(Dataset entries)
+ + +

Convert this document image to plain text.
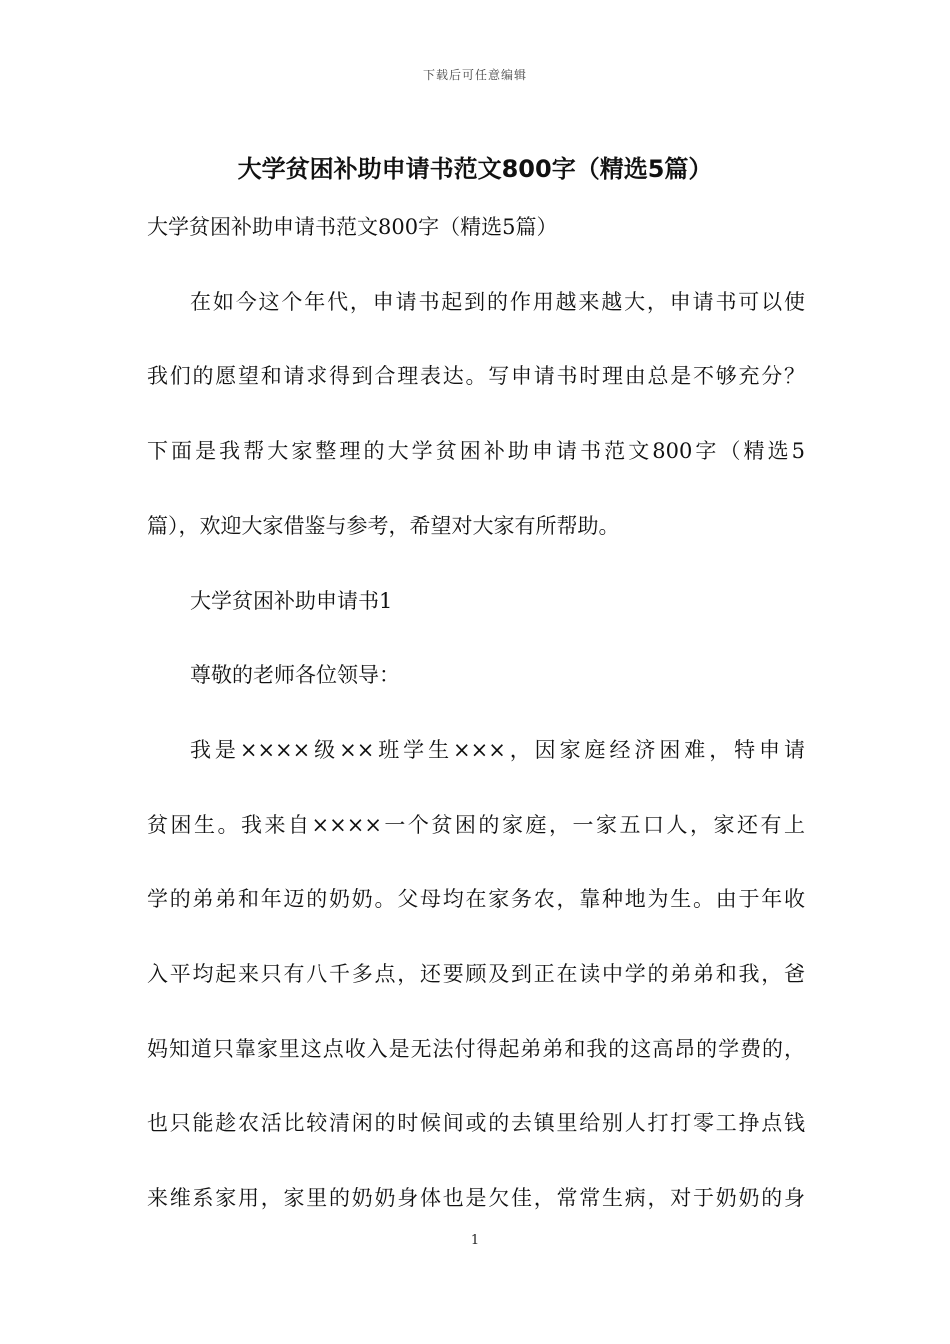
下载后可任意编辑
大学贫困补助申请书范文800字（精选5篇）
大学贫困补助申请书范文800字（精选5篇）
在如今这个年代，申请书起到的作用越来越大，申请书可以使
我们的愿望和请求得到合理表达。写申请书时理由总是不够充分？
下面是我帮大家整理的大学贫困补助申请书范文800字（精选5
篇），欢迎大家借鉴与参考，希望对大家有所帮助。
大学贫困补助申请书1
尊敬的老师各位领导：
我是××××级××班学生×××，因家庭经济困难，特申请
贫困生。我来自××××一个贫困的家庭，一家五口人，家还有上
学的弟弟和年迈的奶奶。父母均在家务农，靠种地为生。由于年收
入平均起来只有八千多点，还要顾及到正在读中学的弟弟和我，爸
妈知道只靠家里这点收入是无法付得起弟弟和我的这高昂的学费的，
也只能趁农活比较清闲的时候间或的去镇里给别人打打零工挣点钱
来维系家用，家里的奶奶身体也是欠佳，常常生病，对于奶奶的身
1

+ + +

_EXERCISE BRIEF_: Repeat each line of the records above exactly, but do not copy the pictures.

_REPLY TO THE TASK_:
Convert this document image to plain text.
下载后可任意编辑
大学贫困补助申请书范文800字（精选5篇）
大学贫困补助申请书范文800字（精选5篇）
在如今这个年代，申请书起到的作用越来越大，申请书可以使
我们的愿望和请求得到合理表达。写申请书时理由总是不够充分？
下面是我帮大家整理的大学贫困补助申请书范文800字（精选5
篇），欢迎大家借鉴与参考，希望对大家有所帮助。
大学贫困补助申请书1
尊敬的老师各位领导：
我是××××级××班学生×××，因家庭经济困难，特申请
贫困生。我来自××××一个贫困的家庭，一家五口人，家还有上
学的弟弟和年迈的奶奶。父母均在家务农，靠种地为生。由于年收
入平均起来只有八千多点，还要顾及到正在读中学的弟弟和我，爸
妈知道只靠家里这点收入是无法付得起弟弟和我的这高昂的学费的，
也只能趁农活比较清闲的时候间或的去镇里给别人打打零工挣点钱
来维系家用，家里的奶奶身体也是欠佳，常常生病，对于奶奶的身
1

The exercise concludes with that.